TASK DESCRIPTION:
Give an exact copy of every line, leaving images out.

INPUT MATERIAL:
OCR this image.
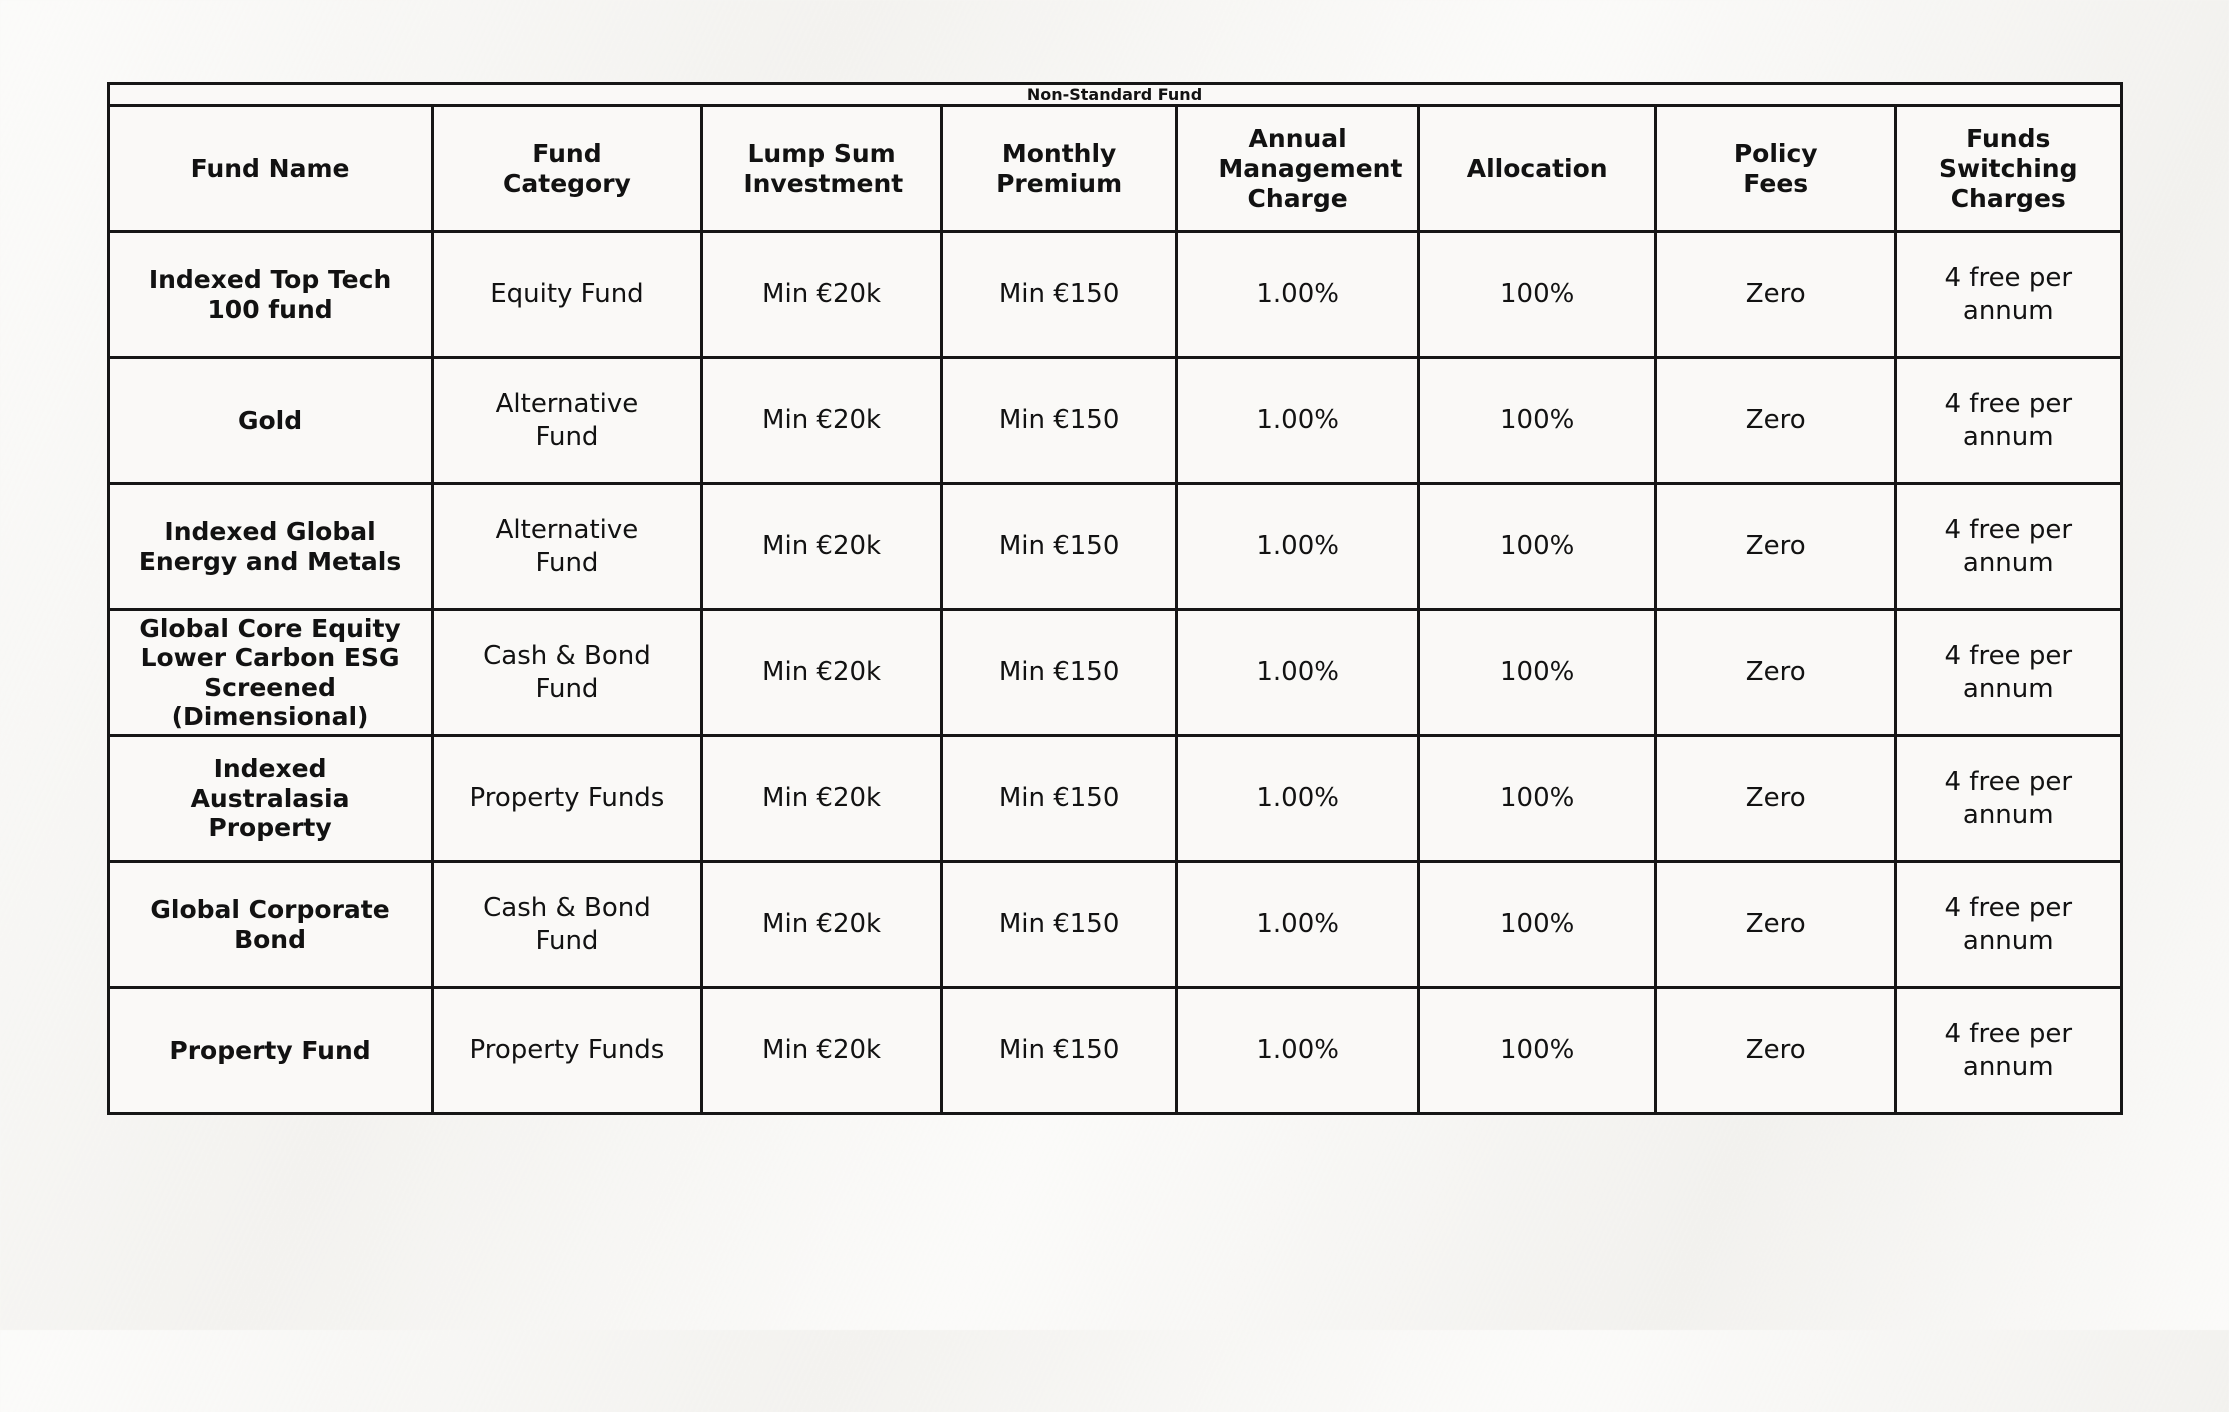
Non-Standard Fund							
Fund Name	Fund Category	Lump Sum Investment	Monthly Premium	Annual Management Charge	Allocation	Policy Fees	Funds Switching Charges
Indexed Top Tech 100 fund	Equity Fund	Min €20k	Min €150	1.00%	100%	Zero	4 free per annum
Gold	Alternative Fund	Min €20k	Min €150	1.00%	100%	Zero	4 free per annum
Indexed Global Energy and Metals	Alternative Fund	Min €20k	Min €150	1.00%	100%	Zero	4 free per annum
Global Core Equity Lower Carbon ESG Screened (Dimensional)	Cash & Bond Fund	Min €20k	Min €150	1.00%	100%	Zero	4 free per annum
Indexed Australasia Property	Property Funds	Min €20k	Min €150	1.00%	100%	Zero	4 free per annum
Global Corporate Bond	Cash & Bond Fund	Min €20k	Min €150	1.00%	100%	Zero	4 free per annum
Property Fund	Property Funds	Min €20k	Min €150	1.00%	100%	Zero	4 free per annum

OUTPUT FOR THIS EXERCISE:
OCR this image.
Non-Standard Fund							
Fund Name	Fund Category	Lump Sum Investment	Monthly Premium	Annual Management Charge	Allocation	Policy Fees	Funds Switching Charges
Indexed Top Tech 100 fund	Equity Fund	Min €20k	Min €150	1.00%	100%	Zero	4 free per annum
Gold	Alternative Fund	Min €20k	Min €150	1.00%	100%	Zero	4 free per annum
Indexed Global Energy and Metals	Alternative Fund	Min €20k	Min €150	1.00%	100%	Zero	4 free per annum
Global Core Equity Lower Carbon ESG Screened (Dimensional)	Cash & Bond Fund	Min €20k	Min €150	1.00%	100%	Zero	4 free per annum
Indexed Australasia Property	Property Funds	Min €20k	Min €150	1.00%	100%	Zero	4 free per annum
Global Corporate Bond	Cash & Bond Fund	Min €20k	Min €150	1.00%	100%	Zero	4 free per annum
Property Fund	Property Funds	Min €20k	Min €150	1.00%	100%	Zero	4 free per annum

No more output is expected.